::: Supplied material

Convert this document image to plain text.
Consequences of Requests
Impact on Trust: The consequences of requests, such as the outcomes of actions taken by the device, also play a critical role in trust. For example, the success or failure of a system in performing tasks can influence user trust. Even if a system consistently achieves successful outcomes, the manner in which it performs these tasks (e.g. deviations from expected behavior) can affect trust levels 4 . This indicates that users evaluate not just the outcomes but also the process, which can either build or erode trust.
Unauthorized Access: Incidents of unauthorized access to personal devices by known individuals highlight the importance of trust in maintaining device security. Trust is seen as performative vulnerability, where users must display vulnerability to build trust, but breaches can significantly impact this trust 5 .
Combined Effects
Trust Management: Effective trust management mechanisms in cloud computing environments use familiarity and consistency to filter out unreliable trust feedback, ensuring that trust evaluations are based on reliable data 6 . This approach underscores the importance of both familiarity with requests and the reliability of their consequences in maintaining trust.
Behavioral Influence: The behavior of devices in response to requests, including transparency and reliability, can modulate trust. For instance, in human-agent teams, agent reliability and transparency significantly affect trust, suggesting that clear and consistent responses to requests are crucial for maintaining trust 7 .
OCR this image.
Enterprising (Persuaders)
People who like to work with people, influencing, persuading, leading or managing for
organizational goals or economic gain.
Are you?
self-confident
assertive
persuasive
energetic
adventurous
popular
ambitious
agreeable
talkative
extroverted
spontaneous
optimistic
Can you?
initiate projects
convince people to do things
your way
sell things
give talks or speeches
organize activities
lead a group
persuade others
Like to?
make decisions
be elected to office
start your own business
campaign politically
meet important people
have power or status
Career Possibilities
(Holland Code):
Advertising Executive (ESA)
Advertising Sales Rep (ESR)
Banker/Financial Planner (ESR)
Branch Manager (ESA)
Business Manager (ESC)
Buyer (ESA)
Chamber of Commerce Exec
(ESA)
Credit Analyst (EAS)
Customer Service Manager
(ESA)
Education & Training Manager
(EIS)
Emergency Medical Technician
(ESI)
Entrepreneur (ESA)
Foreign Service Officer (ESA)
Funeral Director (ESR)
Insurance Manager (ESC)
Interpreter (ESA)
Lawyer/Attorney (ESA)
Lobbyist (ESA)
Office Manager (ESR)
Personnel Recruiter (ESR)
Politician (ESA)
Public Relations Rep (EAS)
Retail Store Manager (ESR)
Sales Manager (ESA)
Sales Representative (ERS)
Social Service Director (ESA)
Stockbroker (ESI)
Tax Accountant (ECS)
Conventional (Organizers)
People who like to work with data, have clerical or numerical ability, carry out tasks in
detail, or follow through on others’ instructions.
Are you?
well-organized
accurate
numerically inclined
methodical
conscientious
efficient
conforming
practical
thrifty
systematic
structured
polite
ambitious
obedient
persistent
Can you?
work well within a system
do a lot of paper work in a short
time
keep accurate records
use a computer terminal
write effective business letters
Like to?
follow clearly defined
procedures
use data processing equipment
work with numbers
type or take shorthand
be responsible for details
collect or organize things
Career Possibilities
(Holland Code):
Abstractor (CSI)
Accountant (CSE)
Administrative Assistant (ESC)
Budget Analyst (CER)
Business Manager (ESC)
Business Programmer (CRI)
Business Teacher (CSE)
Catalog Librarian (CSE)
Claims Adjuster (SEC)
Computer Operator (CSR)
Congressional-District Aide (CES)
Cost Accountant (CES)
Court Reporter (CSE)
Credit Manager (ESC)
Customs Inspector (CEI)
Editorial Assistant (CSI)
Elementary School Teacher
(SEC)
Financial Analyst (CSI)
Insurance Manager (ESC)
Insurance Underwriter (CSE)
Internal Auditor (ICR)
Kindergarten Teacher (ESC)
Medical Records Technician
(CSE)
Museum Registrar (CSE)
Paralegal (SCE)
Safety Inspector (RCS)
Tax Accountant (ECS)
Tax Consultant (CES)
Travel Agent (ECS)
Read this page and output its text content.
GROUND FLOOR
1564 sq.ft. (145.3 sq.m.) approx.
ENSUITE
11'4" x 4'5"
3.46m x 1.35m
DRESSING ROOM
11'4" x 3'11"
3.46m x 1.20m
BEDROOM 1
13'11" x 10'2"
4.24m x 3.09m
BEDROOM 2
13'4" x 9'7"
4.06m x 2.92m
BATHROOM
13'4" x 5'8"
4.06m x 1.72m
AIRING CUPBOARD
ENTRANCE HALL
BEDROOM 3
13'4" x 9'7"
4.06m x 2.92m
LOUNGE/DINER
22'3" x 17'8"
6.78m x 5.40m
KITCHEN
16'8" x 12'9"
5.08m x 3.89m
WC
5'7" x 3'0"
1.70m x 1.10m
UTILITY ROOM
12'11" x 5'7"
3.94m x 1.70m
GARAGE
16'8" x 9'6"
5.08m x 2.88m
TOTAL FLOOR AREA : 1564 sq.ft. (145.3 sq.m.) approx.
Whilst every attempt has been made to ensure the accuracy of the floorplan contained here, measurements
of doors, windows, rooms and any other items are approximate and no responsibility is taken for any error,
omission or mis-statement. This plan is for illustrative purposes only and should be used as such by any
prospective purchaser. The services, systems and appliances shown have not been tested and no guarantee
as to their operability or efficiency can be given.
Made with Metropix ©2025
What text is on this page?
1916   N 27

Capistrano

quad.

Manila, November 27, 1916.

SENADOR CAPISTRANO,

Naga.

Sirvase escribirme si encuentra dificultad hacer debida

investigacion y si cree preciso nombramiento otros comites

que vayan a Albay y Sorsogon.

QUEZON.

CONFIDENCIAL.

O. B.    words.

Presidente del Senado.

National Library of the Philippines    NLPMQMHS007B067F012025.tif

::::::

▶ **Task to complete**: Reproduce the material above, every line of it, exactly.

▶ **Solved problem**:
Convert this document image to plain text.
Consequences of Requests
Impact on Trust: The consequences of requests, such as the outcomes of actions taken by the device, also play a critical role in trust. For example, the success or failure of a system in performing tasks can influence user trust. Even if a system consistently achieves successful outcomes, the manner in which it performs these tasks (e.g. deviations from expected behavior) can affect trust levels 4 . This indicates that users evaluate not just the outcomes but also the process, which can either build or erode trust.
Unauthorized Access: Incidents of unauthorized access to personal devices by known individuals highlight the importance of trust in maintaining device security. Trust is seen as performative vulnerability, where users must display vulnerability to build trust, but breaches can significantly impact this trust 5 .
Combined Effects
Trust Management: Effective trust management mechanisms in cloud computing environments use familiarity and consistency to filter out unreliable trust feedback, ensuring that trust evaluations are based on reliable data 6 . This approach underscores the importance of both familiarity with requests and the reliability of their consequences in maintaining trust.
Behavioral Influence: The behavior of devices in response to requests, including transparency and reliability, can modulate trust. For instance, in human-agent teams, agent reliability and transparency significantly affect trust, suggesting that clear and consistent responses to requests are crucial for maintaining trust 7 .
OCR this image.
Enterprising (Persuaders)
People who like to work with people, influencing, persuading, leading or managing for
organizational goals or economic gain.
Are you?
self-confident
assertive
persuasive
energetic
adventurous
popular
ambitious
agreeable
talkative
extroverted
spontaneous
optimistic
Can you?
initiate projects
convince people to do things
your way
sell things
give talks or speeches
organize activities
lead a group
persuade others
Like to?
make decisions
be elected to office
start your own business
campaign politically
meet important people
have power or status
Career Possibilities
(Holland Code):
Advertising Executive (ESA)
Advertising Sales Rep (ESR)
Banker/Financial Planner (ESR)
Branch Manager (ESA)
Business Manager (ESC)
Buyer (ESA)
Chamber of Commerce Exec
(ESA)
Credit Analyst (EAS)
Customer Service Manager
(ESA)
Education & Training Manager
(EIS)
Emergency Medical Technician
(ESI)
Entrepreneur (ESA)
Foreign Service Officer (ESA)
Funeral Director (ESR)
Insurance Manager (ESC)
Interpreter (ESA)
Lawyer/Attorney (ESA)
Lobbyist (ESA)
Office Manager (ESR)
Personnel Recruiter (ESR)
Politician (ESA)
Public Relations Rep (EAS)
Retail Store Manager (ESR)
Sales Manager (ESA)
Sales Representative (ERS)
Social Service Director (ESA)
Stockbroker (ESI)
Tax Accountant (ECS)
Conventional (Organizers)
People who like to work with data, have clerical or numerical ability, carry out tasks in
detail, or follow through on others’ instructions.
Are you?
well-organized
accurate
numerically inclined
methodical
conscientious
efficient
conforming
practical
thrifty
systematic
structured
polite
ambitious
obedient
persistent
Can you?
work well within a system
do a lot of paper work in a short
time
keep accurate records
use a computer terminal
write effective business letters
Like to?
follow clearly defined
procedures
use data processing equipment
work with numbers
type or take shorthand
be responsible for details
collect or organize things
Career Possibilities
(Holland Code):
Abstractor (CSI)
Accountant (CSE)
Administrative Assistant (ESC)
Budget Analyst (CER)
Business Manager (ESC)
Business Programmer (CRI)
Business Teacher (CSE)
Catalog Librarian (CSE)
Claims Adjuster (SEC)
Computer Operator (CSR)
Congressional-District Aide (CES)
Cost Accountant (CES)
Court Reporter (CSE)
Credit Manager (ESC)
Customs Inspector (CEI)
Editorial Assistant (CSI)
Elementary School Teacher
(SEC)
Financial Analyst (CSI)
Insurance Manager (ESC)
Insurance Underwriter (CSE)
Internal Auditor (ICR)
Kindergarten Teacher (ESC)
Medical Records Technician
(CSE)
Museum Registrar (CSE)
Paralegal (SCE)
Safety Inspector (RCS)
Tax Accountant (ECS)
Tax Consultant (CES)
Travel Agent (ECS)
Read this page and output its text content.
GROUND FLOOR
1564 sq.ft. (145.3 sq.m.) approx.
ENSUITE
11'4" x 4'5"
3.46m x 1.35m
DRESSING ROOM
11'4" x 3'11"
3.46m x 1.20m
BEDROOM 1
13'11" x 10'2"
4.24m x 3.09m
BEDROOM 2
13'4" x 9'7"
4.06m x 2.92m
BATHROOM
13'4" x 5'8"
4.06m x 1.72m
AIRING CUPBOARD
ENTRANCE HALL
BEDROOM 3
13'4" x 9'7"
4.06m x 2.92m
LOUNGE/DINER
22'3" x 17'8"
6.78m x 5.40m
KITCHEN
16'8" x 12'9"
5.08m x 3.89m
WC
5'7" x 3'0"
1.70m x 1.10m
UTILITY ROOM
12'11" x 5'7"
3.94m x 1.70m
GARAGE
16'8" x 9'6"
5.08m x 2.88m
TOTAL FLOOR AREA : 1564 sq.ft. (145.3 sq.m.) approx.
Whilst every attempt has been made to ensure the accuracy of the floorplan contained here, measurements
of doors, windows, rooms and any other items are approximate and no responsibility is taken for any error,
omission or mis-statement. This plan is for illustrative purposes only and should be used as such by any
prospective purchaser. The services, systems and appliances shown have not been tested and no guarantee
as to their operability or efficiency can be given.
Made with Metropix ©2025
What text is on this page?
1916   N 27

Capistrano

quad.

Manila, November 27, 1916.

SENADOR CAPISTRANO,

Naga.

Sirvase escribirme si encuentra dificultad hacer debida

investigacion y si cree preciso nombramiento otros comites

que vayan a Albay y Sorsogon.

QUEZON.

CONFIDENCIAL.

O. B.    words.

Presidente del Senado.

National Library of the Philippines    NLPMQMHS007B067F012025.tif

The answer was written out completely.